--- Start DATA SHOWN ---
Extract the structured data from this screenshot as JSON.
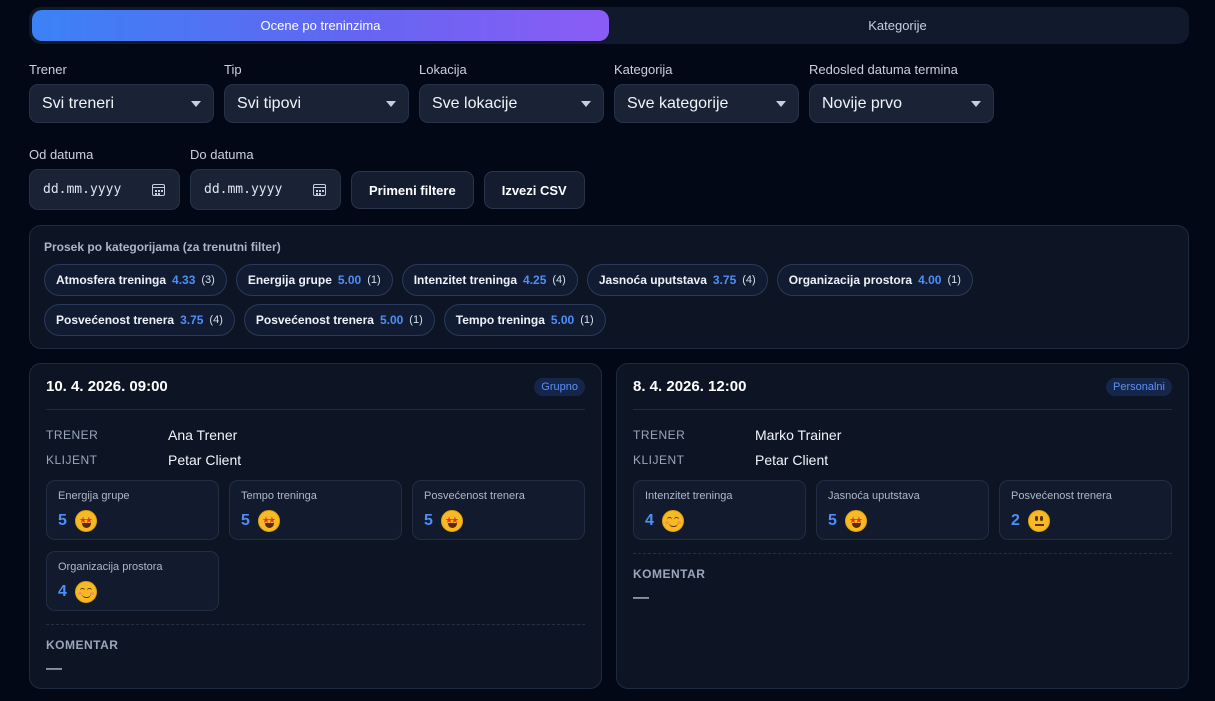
{
  "tabs": [
    {
      "label": "Ocene po treninzima",
      "active": true
    },
    {
      "label": "Kategorije",
      "active": false
    }
  ],
  "filters": {
    "trainer": {
      "label": "Trener",
      "value": "Svi treneri"
    },
    "type": {
      "label": "Tip",
      "value": "Svi tipovi"
    },
    "location": {
      "label": "Lokacija",
      "value": "Sve lokacije"
    },
    "category": {
      "label": "Kategorija",
      "value": "Sve kategorije"
    },
    "order": {
      "label": "Redosled datuma termina",
      "value": "Novije prvo"
    },
    "from": {
      "label": "Od datuma",
      "placeholder": "dd.mm.yyyy"
    },
    "to": {
      "label": "Do datuma",
      "placeholder": "dd.mm.yyyy"
    },
    "apply_label": "Primeni filtere",
    "export_label": "Izvezi CSV"
  },
  "averages": {
    "title": "Prosek po kategorijama (za trenutni filter)",
    "items": [
      {
        "name": "Atmosfera treninga",
        "score": "4.33",
        "count": "(3)"
      },
      {
        "name": "Energija grupe",
        "score": "5.00",
        "count": "(1)"
      },
      {
        "name": "Intenzitet treninga",
        "score": "4.25",
        "count": "(4)"
      },
      {
        "name": "Jasnoća uputstava",
        "score": "3.75",
        "count": "(4)"
      },
      {
        "name": "Organizacija prostora",
        "score": "4.00",
        "count": "(1)"
      },
      {
        "name": "Posvećenost trenera",
        "score": "3.75",
        "count": "(4)"
      },
      {
        "name": "Posvećenost trenera",
        "score": "5.00",
        "count": "(1)"
      },
      {
        "name": "Tempo treninga",
        "score": "5.00",
        "count": "(1)"
      }
    ]
  },
  "sessions": [
    {
      "date": "10. 4. 2026. 09:00",
      "badge": "Grupno",
      "trainer_key": "TRENER",
      "trainer": "Ana Trener",
      "client_key": "KLIJENT",
      "client": "Petar Client",
      "ratings": [
        {
          "name": "Energija grupe",
          "score": "5",
          "emoji": "star-struck"
        },
        {
          "name": "Tempo treninga",
          "score": "5",
          "emoji": "star-struck"
        },
        {
          "name": "Posvećenost trenera",
          "score": "5",
          "emoji": "star-struck"
        },
        {
          "name": "Organizacija prostora",
          "score": "4",
          "emoji": "smiling"
        }
      ],
      "comment_label": "KOMENTAR",
      "comment": "—"
    },
    {
      "date": "8. 4. 2026. 12:00",
      "badge": "Personalni",
      "trainer_key": "TRENER",
      "trainer": "Marko Trainer",
      "client_key": "KLIJENT",
      "client": "Petar Client",
      "ratings": [
        {
          "name": "Intenzitet treninga",
          "score": "4",
          "emoji": "smiling"
        },
        {
          "name": "Jasnoća uputstava",
          "score": "5",
          "emoji": "star-struck"
        },
        {
          "name": "Posvećenost trenera",
          "score": "2",
          "emoji": "neutral"
        }
      ],
      "comment_label": "KOMENTAR",
      "comment": "—"
    }
  ]
}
--- End DATA SHOWN ---
* [GIVEN TASK] Copy each line of the records containing the string "prostora".

* [SOLUTION]
        "name": "Organizacija prostora",
          "name": "Organizacija prostora",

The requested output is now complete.